*Stored entries*
+ + + + + + +
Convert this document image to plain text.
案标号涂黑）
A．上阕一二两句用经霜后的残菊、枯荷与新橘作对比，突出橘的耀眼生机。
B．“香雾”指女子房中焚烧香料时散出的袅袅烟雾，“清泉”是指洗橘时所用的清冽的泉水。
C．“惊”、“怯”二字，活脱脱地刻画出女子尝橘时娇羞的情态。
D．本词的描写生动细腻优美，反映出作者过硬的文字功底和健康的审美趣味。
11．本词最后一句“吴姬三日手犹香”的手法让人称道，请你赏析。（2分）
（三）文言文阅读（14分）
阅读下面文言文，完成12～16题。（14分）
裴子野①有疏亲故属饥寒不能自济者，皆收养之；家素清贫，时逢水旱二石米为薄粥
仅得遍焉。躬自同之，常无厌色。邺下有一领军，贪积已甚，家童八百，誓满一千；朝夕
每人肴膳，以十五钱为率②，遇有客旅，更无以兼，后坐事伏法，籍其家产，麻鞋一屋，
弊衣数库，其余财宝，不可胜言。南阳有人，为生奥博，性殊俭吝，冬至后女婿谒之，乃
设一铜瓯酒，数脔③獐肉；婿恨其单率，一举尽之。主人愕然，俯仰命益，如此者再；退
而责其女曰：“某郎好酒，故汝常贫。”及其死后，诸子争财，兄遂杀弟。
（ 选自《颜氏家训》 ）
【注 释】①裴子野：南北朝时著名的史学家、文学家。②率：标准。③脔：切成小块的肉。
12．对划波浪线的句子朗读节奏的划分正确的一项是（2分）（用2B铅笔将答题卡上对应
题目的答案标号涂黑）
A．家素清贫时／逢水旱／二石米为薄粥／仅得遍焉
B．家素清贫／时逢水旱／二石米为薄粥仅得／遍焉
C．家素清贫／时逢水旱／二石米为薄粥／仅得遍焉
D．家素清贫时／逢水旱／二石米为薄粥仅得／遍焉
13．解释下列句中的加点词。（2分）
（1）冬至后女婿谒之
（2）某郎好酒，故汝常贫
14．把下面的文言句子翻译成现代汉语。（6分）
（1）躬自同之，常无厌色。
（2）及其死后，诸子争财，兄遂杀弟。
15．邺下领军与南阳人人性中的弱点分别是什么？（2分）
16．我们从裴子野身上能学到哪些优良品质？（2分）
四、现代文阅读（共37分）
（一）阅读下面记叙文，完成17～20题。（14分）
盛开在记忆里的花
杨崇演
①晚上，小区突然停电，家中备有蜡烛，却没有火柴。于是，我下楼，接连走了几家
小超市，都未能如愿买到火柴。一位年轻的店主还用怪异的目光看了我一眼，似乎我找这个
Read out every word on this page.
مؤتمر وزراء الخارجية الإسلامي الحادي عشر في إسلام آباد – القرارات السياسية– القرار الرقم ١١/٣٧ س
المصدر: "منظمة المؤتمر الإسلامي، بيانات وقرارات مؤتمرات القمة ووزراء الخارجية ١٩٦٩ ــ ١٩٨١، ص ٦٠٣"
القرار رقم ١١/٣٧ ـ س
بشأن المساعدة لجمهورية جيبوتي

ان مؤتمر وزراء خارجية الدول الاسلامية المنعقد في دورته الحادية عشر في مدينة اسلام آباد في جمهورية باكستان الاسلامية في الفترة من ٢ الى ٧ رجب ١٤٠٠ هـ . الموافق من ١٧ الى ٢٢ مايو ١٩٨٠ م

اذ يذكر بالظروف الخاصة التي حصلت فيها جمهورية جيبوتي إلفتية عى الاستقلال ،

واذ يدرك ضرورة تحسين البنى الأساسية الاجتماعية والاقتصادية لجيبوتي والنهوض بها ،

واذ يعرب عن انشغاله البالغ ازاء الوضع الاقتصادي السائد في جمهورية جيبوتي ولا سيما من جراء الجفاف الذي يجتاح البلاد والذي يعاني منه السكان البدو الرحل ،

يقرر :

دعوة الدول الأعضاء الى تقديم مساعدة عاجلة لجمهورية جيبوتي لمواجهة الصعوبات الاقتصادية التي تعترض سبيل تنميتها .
+ + + + + + +
*Your objective*
Using the records above, say how many lines include the string "及其死后". Only the number is wanted.

*Response*
2